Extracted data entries

..........

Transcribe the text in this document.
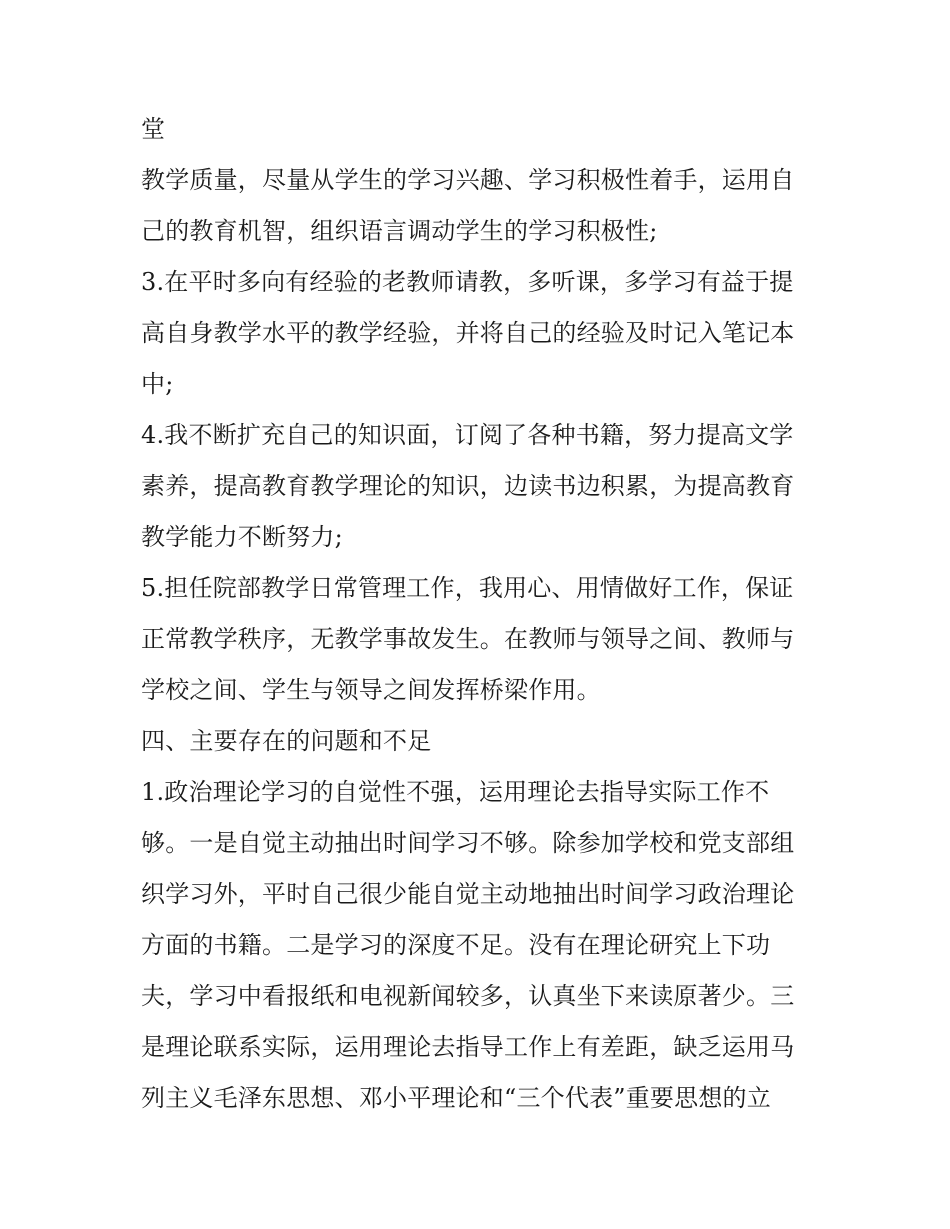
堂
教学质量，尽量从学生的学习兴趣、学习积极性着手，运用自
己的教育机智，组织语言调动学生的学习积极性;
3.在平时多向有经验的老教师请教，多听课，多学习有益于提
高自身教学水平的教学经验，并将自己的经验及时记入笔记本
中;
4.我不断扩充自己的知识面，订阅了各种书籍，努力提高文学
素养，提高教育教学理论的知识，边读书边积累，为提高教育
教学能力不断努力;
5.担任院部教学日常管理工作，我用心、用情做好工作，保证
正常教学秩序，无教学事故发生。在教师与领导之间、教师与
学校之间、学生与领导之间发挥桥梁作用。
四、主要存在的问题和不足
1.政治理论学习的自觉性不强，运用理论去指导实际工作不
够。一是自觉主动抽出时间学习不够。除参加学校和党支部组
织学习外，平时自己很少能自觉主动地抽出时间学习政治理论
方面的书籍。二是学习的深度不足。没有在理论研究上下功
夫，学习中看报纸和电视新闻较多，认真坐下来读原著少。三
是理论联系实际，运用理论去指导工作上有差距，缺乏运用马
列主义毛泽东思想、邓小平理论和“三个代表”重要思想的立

..........

WHAT THIS TASK INVOLVES: The records above are to be reproduced exactly; the pictures are to be left out.

SOLUTION TO THE PROBLEM:
Transcribe the text in this document.
堂
教学质量，尽量从学生的学习兴趣、学习积极性着手，运用自
己的教育机智，组织语言调动学生的学习积极性;
3.在平时多向有经验的老教师请教，多听课，多学习有益于提
高自身教学水平的教学经验，并将自己的经验及时记入笔记本
中;
4.我不断扩充自己的知识面，订阅了各种书籍，努力提高文学
素养，提高教育教学理论的知识，边读书边积累，为提高教育
教学能力不断努力;
5.担任院部教学日常管理工作，我用心、用情做好工作，保证
正常教学秩序，无教学事故发生。在教师与领导之间、教师与
学校之间、学生与领导之间发挥桥梁作用。
四、主要存在的问题和不足
1.政治理论学习的自觉性不强，运用理论去指导实际工作不
够。一是自觉主动抽出时间学习不够。除参加学校和党支部组
织学习外，平时自己很少能自觉主动地抽出时间学习政治理论
方面的书籍。二是学习的深度不足。没有在理论研究上下功
夫，学习中看报纸和电视新闻较多，认真坐下来读原著少。三
是理论联系实际，运用理论去指导工作上有差距，缺乏运用马
列主义毛泽东思想、邓小平理论和“三个代表”重要思想的立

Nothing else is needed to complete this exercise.